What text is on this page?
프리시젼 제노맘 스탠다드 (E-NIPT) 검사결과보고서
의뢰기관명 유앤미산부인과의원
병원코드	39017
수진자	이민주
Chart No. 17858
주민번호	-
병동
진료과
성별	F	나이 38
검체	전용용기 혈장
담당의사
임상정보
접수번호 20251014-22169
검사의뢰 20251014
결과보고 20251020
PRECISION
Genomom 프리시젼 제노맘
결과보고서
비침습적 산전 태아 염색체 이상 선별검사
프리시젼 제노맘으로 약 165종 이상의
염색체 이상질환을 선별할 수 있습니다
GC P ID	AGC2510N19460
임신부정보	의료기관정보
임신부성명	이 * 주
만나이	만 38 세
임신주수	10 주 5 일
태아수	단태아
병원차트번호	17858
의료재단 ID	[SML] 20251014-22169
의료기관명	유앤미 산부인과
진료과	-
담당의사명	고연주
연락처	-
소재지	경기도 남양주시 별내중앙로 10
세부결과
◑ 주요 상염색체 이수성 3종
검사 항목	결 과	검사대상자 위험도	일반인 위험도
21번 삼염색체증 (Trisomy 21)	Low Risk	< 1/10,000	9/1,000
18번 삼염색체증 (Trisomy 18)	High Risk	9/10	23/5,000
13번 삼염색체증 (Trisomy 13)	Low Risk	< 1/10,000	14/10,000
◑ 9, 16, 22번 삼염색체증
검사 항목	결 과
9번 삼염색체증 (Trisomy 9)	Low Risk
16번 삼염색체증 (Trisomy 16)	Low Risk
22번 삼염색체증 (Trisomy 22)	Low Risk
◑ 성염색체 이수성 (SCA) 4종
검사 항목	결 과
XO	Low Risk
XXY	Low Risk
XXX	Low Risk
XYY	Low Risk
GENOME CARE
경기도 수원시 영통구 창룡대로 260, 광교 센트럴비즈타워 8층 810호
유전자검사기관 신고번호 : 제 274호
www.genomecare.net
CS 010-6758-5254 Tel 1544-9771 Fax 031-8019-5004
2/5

--- --- ---

● **Exercise objective**
Look through the data above and report every line in which "프리시젼" appears.

● **Exercise solution**
프리시젼 제노맘 스탠다드 (E-NIPT) 검사결과보고서
Genomom 프리시젼 제노맘
프리시젼 제노맘으로 약 165종 이상의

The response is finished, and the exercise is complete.